== Extracted information ==
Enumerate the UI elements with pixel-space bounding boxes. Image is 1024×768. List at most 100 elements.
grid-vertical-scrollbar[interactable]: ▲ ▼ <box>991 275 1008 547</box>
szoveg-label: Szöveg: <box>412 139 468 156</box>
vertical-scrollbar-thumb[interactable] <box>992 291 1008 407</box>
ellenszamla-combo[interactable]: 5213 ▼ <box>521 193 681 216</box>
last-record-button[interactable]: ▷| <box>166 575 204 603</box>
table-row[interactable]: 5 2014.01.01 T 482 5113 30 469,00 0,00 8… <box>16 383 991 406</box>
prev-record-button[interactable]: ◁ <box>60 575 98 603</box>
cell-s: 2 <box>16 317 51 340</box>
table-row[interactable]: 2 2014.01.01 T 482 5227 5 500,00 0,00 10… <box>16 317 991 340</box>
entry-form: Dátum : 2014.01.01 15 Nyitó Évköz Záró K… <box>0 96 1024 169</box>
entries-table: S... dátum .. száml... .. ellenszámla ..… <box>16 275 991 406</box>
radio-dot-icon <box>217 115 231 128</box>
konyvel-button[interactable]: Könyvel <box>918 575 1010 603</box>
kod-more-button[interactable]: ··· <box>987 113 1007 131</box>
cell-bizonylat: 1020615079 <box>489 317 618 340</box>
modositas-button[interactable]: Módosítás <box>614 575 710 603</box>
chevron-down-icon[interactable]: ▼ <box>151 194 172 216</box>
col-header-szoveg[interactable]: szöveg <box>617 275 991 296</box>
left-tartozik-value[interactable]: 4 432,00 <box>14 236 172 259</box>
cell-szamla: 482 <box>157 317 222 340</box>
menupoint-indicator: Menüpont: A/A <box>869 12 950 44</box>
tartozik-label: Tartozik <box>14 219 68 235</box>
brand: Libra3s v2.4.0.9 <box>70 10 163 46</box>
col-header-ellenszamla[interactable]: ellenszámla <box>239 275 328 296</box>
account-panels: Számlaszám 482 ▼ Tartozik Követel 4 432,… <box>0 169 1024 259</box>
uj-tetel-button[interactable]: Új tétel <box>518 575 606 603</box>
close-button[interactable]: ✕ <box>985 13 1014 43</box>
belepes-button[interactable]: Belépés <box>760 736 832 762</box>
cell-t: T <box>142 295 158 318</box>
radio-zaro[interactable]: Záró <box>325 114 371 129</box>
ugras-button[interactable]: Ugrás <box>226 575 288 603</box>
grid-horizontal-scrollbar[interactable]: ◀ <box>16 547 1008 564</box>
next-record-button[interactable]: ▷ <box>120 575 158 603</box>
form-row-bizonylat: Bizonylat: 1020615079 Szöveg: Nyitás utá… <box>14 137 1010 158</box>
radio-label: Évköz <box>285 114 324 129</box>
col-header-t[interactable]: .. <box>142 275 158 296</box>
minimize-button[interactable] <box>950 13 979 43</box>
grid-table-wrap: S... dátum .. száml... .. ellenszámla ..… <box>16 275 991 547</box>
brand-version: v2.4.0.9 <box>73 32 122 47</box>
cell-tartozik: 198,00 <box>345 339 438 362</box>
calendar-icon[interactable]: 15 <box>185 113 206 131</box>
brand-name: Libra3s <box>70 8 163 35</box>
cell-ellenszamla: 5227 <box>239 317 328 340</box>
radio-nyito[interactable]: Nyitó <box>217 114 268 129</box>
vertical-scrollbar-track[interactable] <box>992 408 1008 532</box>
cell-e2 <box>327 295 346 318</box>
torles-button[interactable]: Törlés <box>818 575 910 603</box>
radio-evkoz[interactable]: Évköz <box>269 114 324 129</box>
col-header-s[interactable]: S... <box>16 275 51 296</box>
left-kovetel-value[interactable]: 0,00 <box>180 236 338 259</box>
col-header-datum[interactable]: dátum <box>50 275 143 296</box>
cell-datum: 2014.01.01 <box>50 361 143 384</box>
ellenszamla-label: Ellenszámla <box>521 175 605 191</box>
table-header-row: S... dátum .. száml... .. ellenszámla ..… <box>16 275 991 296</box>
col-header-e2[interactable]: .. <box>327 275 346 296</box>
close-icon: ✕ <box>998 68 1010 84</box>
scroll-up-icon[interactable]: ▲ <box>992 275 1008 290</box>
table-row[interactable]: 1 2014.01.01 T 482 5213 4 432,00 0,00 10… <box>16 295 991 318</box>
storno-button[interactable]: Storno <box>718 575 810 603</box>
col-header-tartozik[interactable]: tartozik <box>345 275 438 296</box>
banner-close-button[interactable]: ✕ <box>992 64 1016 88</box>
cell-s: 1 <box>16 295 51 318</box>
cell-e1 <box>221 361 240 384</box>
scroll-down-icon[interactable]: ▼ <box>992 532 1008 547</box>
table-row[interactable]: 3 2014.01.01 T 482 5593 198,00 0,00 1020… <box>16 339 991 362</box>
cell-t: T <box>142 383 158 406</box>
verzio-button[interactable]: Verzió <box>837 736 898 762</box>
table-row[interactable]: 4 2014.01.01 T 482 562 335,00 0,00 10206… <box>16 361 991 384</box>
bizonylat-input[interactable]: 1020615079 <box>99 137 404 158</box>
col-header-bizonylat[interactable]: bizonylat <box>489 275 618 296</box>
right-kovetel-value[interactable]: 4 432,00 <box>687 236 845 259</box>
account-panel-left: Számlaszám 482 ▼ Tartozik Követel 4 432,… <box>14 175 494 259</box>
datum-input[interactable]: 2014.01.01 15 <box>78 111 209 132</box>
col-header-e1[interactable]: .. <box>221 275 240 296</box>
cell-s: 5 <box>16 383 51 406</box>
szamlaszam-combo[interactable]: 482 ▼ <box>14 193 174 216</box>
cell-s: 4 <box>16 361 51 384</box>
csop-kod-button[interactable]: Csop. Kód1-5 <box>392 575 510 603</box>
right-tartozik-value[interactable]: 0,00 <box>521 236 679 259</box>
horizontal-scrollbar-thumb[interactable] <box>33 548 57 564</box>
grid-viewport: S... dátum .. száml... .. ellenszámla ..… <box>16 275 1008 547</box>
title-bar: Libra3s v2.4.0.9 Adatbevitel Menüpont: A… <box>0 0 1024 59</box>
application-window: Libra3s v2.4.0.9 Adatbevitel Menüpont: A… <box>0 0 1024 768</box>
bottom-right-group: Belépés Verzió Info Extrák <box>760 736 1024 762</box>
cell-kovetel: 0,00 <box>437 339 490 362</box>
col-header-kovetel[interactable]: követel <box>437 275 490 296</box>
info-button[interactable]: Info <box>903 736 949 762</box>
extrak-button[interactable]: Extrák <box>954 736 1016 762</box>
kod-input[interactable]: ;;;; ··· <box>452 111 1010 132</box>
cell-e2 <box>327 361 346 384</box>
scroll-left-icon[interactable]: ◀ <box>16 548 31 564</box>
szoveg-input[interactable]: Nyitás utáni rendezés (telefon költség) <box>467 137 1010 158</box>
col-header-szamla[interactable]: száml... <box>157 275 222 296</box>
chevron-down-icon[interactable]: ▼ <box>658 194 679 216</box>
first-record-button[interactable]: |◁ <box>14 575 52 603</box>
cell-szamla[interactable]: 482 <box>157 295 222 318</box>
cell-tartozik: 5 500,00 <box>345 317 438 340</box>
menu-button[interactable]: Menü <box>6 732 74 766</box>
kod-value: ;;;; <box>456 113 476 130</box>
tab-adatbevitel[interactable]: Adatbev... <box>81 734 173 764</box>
===
== Extracted information ==
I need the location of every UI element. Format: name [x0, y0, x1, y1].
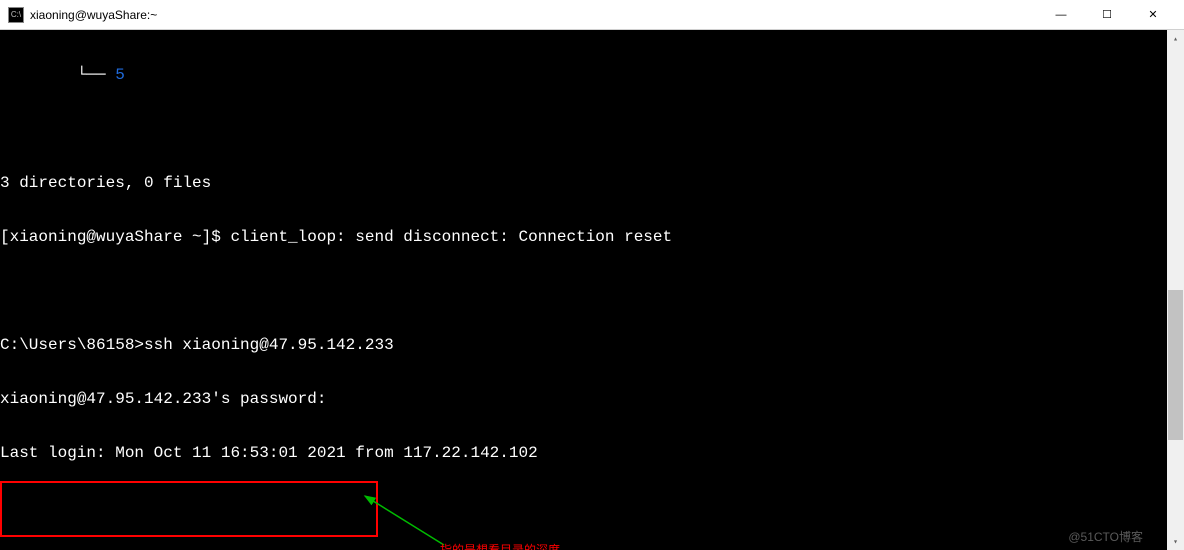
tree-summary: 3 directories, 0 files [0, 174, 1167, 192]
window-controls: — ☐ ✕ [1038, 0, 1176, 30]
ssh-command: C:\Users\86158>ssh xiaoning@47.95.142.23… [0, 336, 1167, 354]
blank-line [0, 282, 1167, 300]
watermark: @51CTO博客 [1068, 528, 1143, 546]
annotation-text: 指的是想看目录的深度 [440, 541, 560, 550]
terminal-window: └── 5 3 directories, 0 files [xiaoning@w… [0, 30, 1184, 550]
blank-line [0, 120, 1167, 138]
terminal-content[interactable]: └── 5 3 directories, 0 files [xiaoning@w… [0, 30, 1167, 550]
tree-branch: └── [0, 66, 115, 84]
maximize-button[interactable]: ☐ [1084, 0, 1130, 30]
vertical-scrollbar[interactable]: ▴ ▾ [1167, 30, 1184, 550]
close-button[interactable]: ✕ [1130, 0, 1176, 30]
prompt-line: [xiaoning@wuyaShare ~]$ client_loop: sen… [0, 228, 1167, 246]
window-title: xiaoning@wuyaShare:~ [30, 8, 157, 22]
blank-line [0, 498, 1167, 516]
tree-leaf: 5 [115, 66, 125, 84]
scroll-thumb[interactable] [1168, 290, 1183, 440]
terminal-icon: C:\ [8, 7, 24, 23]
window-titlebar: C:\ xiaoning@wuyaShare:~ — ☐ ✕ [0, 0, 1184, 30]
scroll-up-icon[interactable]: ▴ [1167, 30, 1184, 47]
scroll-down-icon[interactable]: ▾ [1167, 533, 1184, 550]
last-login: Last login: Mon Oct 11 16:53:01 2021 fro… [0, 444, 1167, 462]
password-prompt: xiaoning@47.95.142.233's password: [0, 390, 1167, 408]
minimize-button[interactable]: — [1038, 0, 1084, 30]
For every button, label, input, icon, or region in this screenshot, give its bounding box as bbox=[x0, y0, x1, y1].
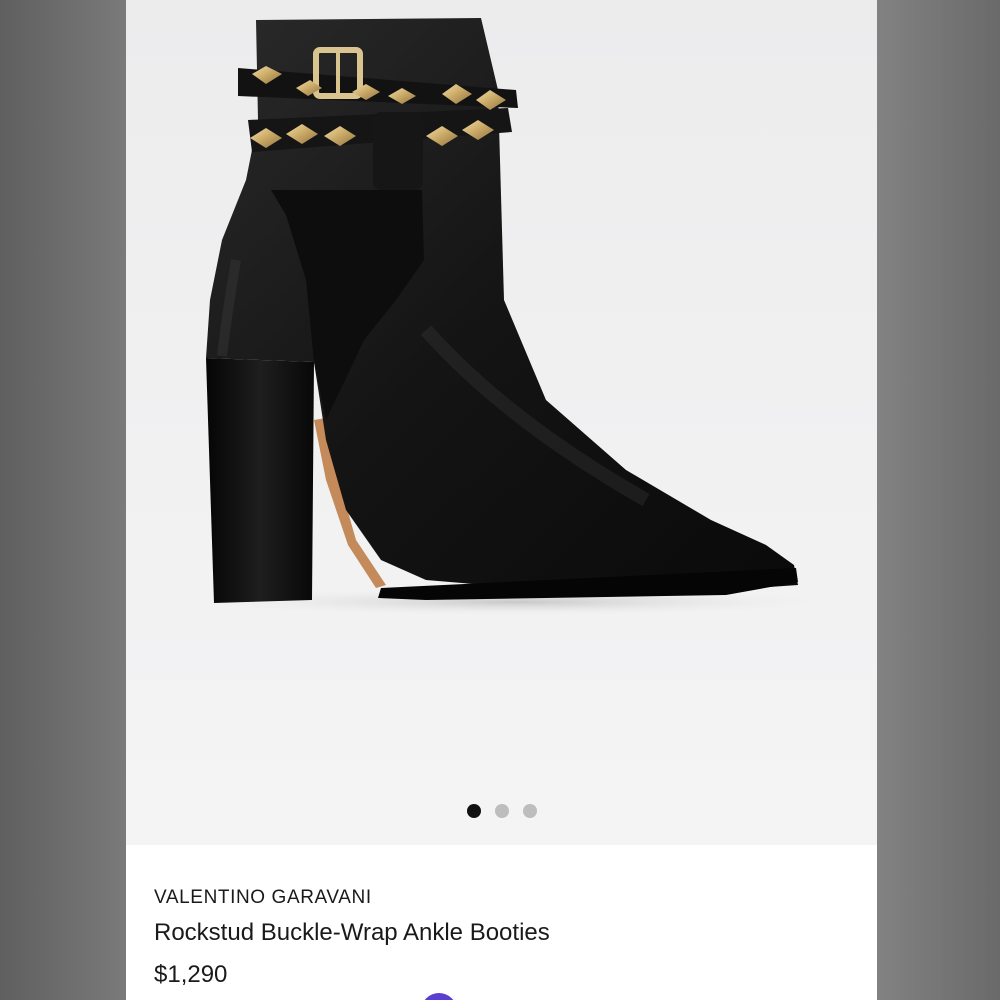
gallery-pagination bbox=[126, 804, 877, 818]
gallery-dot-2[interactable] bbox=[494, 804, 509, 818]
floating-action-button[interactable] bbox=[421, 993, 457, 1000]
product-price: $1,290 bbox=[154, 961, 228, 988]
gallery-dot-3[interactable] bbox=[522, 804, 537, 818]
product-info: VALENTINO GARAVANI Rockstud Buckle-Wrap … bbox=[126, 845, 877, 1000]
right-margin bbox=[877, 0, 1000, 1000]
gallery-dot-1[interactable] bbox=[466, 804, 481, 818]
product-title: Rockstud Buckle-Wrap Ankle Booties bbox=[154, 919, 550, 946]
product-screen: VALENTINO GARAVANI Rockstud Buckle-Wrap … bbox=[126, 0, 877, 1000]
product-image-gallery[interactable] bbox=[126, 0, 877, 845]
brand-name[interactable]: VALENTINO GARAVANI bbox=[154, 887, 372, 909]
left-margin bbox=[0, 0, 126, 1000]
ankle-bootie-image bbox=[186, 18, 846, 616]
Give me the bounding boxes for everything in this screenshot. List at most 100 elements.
===
◆ Task to carry out
Reproduce verbatim the items from the line containing "Enumerate the UI" through the line containing "szoveg-label: Szöveg: <box>412", both lines included.

◆ Output for this exercise
Enumerate the UI elements with pixel-space bounding boxes. Image is 1024×768. List at most 100 elements.
grid-vertical-scrollbar[interactable]: ▲ ▼ <box>991 275 1008 547</box>
szoveg-label: Szöveg: <box>412 139 468 156</box>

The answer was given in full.